What is expected:
Search the material for the word "Maximize" and report each line where it turns up.

Given records:
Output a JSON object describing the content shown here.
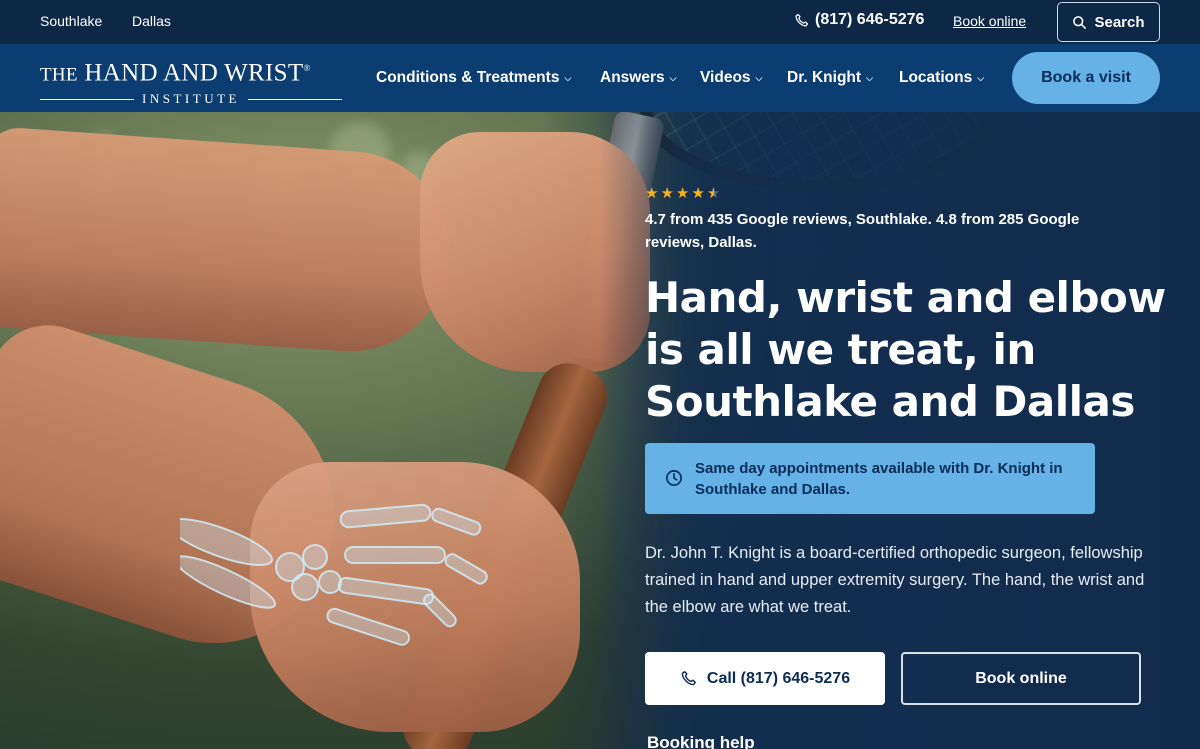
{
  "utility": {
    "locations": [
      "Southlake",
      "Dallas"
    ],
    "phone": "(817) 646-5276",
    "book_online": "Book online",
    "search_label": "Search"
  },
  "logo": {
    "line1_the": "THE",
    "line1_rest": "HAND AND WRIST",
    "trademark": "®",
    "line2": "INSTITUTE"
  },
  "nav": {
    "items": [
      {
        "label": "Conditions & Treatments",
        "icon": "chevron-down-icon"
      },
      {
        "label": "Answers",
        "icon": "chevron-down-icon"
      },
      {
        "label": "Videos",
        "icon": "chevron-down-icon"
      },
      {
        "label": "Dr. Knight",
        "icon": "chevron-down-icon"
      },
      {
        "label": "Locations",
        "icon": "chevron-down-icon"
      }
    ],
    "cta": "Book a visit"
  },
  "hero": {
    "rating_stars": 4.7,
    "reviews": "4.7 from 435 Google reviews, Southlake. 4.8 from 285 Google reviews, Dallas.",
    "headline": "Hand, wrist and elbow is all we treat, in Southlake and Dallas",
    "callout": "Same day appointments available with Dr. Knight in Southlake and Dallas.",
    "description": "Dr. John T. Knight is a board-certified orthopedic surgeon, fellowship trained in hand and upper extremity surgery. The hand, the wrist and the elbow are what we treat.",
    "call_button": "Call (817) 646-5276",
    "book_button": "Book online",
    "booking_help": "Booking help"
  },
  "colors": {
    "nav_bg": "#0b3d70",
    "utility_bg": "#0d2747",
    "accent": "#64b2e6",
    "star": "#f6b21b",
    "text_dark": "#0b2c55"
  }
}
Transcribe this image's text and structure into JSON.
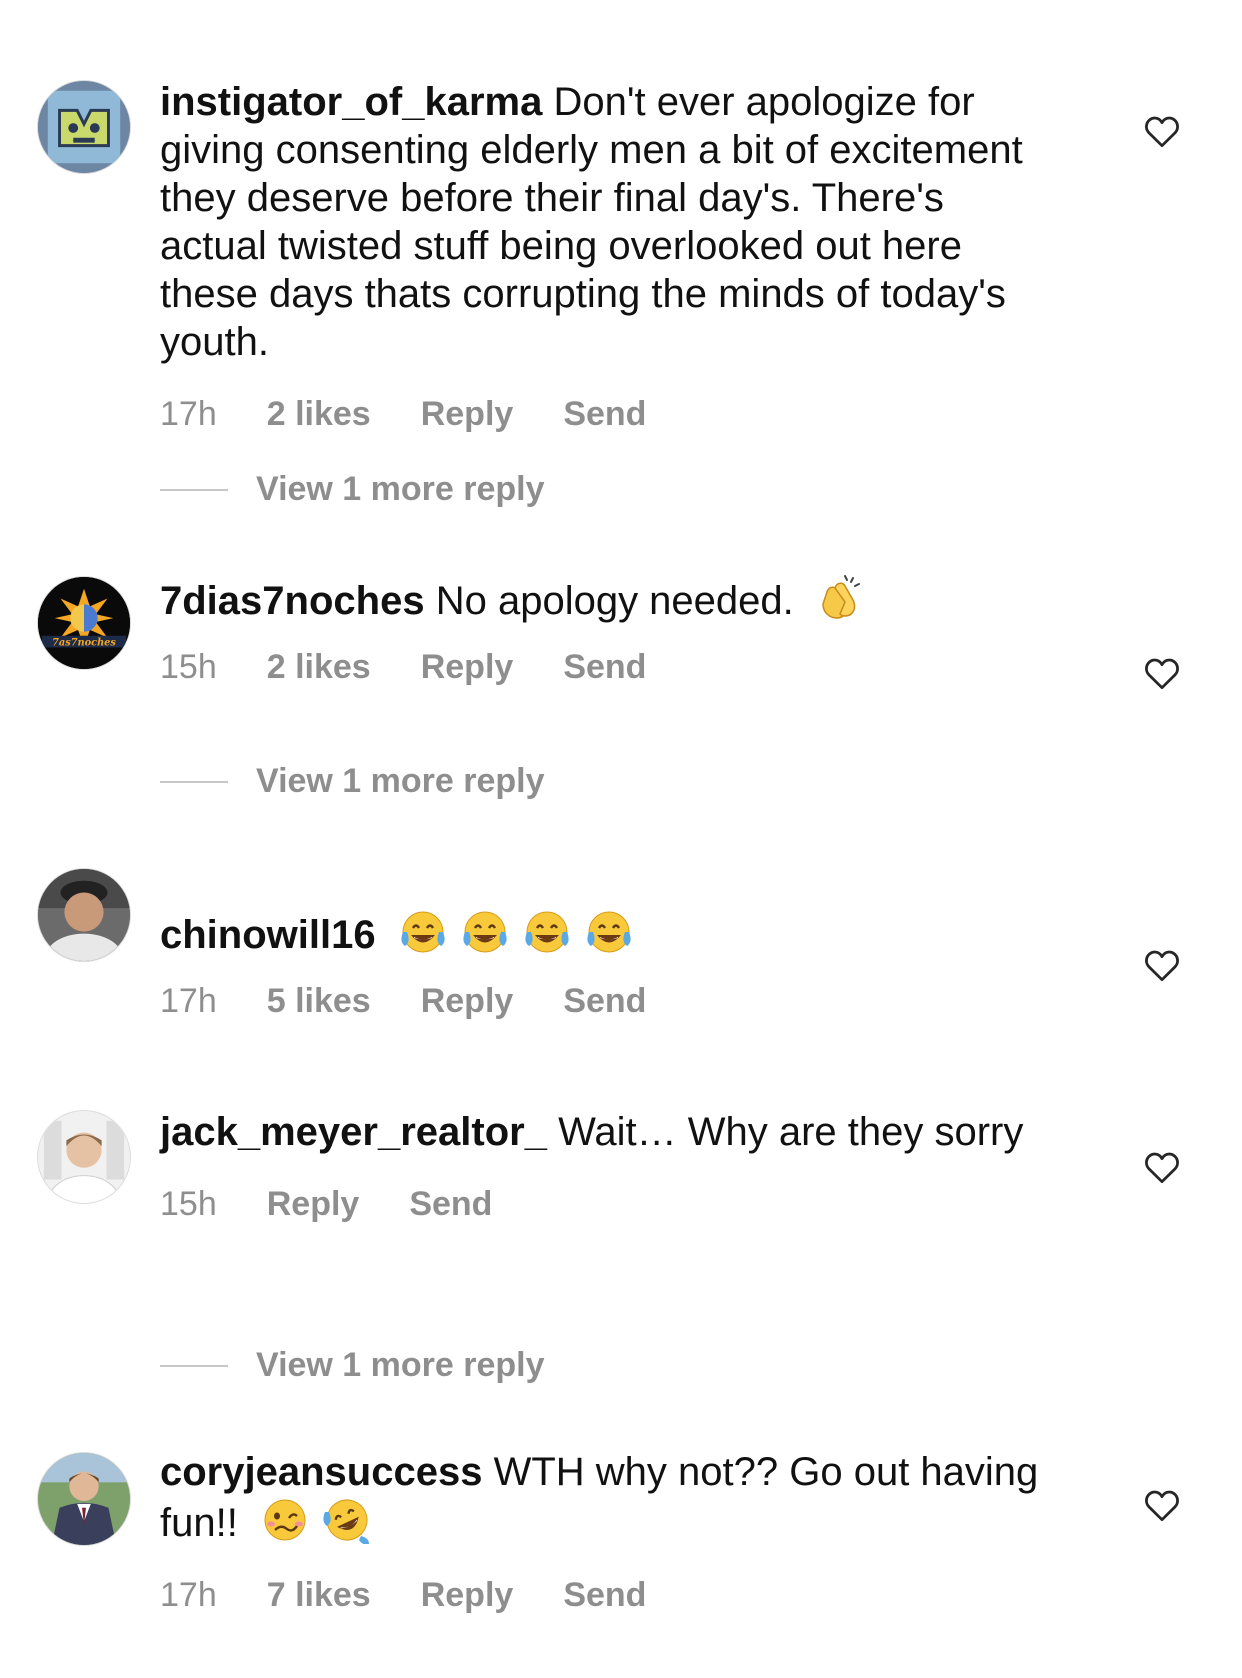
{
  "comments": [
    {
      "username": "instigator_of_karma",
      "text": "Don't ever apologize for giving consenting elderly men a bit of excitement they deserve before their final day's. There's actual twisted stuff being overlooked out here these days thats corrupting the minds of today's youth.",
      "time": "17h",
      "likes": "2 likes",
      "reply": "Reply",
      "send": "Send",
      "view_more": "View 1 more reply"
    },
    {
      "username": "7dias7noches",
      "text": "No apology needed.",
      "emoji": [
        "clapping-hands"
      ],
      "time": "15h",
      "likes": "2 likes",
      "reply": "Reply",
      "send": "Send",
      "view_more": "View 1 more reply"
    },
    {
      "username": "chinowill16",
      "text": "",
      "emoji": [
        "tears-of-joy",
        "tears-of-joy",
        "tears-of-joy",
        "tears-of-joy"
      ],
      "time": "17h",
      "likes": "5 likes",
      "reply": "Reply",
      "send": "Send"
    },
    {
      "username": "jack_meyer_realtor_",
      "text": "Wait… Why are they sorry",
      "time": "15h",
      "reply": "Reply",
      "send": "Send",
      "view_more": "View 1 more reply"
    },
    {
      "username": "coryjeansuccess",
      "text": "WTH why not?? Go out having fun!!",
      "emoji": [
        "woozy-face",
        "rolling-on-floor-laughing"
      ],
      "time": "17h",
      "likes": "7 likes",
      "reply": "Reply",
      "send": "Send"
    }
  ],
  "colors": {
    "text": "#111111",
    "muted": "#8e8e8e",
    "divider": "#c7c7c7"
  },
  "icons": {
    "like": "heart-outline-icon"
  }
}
* * *
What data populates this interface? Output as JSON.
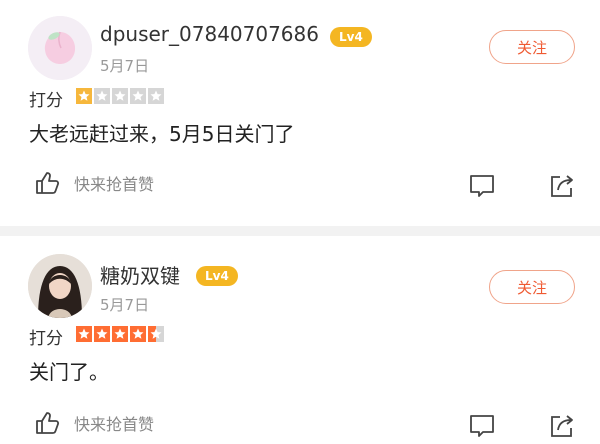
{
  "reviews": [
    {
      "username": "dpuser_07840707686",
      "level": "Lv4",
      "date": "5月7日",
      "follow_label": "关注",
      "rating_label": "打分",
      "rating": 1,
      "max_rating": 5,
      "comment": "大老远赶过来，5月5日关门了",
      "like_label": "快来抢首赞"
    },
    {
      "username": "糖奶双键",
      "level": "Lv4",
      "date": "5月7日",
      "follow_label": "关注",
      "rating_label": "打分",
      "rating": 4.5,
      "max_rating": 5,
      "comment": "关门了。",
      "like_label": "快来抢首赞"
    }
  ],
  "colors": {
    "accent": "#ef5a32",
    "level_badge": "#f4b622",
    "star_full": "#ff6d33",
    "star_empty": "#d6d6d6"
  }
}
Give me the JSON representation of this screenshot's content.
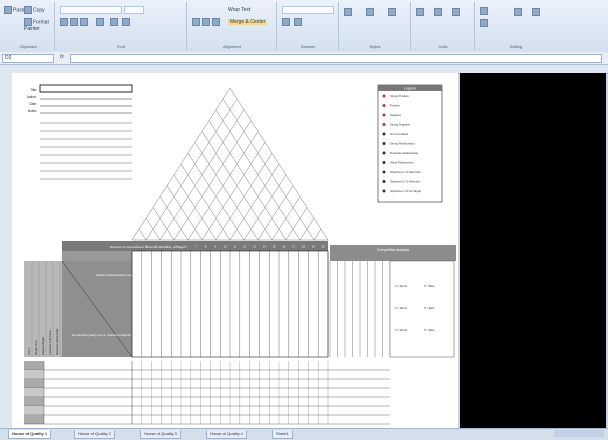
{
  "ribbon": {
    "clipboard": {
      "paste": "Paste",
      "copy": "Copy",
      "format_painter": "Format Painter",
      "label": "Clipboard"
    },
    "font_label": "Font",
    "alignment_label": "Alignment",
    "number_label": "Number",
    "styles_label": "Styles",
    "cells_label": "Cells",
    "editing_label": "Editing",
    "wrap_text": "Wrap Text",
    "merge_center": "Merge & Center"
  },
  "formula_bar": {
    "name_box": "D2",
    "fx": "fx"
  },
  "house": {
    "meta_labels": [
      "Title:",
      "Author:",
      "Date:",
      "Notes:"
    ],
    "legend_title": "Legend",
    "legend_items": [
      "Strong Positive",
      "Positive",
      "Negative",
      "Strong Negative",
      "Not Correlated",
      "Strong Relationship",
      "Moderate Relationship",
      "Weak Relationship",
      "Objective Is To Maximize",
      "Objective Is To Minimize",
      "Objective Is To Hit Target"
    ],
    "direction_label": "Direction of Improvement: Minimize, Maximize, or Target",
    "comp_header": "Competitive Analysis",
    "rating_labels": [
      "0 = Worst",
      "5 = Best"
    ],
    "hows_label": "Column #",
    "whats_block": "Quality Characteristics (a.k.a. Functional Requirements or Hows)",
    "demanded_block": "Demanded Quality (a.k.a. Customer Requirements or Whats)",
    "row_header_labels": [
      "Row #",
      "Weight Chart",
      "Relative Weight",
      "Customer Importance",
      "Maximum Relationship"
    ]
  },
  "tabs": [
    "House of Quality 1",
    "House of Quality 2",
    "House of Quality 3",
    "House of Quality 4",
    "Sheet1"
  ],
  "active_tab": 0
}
==
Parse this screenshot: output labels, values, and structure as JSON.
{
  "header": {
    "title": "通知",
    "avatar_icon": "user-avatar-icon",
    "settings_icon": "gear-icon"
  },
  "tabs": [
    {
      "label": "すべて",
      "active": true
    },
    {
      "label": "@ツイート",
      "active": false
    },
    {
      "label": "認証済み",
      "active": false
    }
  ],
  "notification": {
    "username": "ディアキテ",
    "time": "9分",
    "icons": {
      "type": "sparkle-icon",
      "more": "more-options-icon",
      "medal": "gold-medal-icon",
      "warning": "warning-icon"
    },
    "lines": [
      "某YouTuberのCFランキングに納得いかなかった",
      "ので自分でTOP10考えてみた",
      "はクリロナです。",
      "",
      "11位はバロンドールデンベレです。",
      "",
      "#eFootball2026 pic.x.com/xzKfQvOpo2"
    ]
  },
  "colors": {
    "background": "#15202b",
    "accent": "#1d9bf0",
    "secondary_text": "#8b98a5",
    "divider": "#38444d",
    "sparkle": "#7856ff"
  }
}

Response:
      "Objective Is To Maximize",
    "direction_label": "Direction of Improvement: Minimize, Maximize, or Target",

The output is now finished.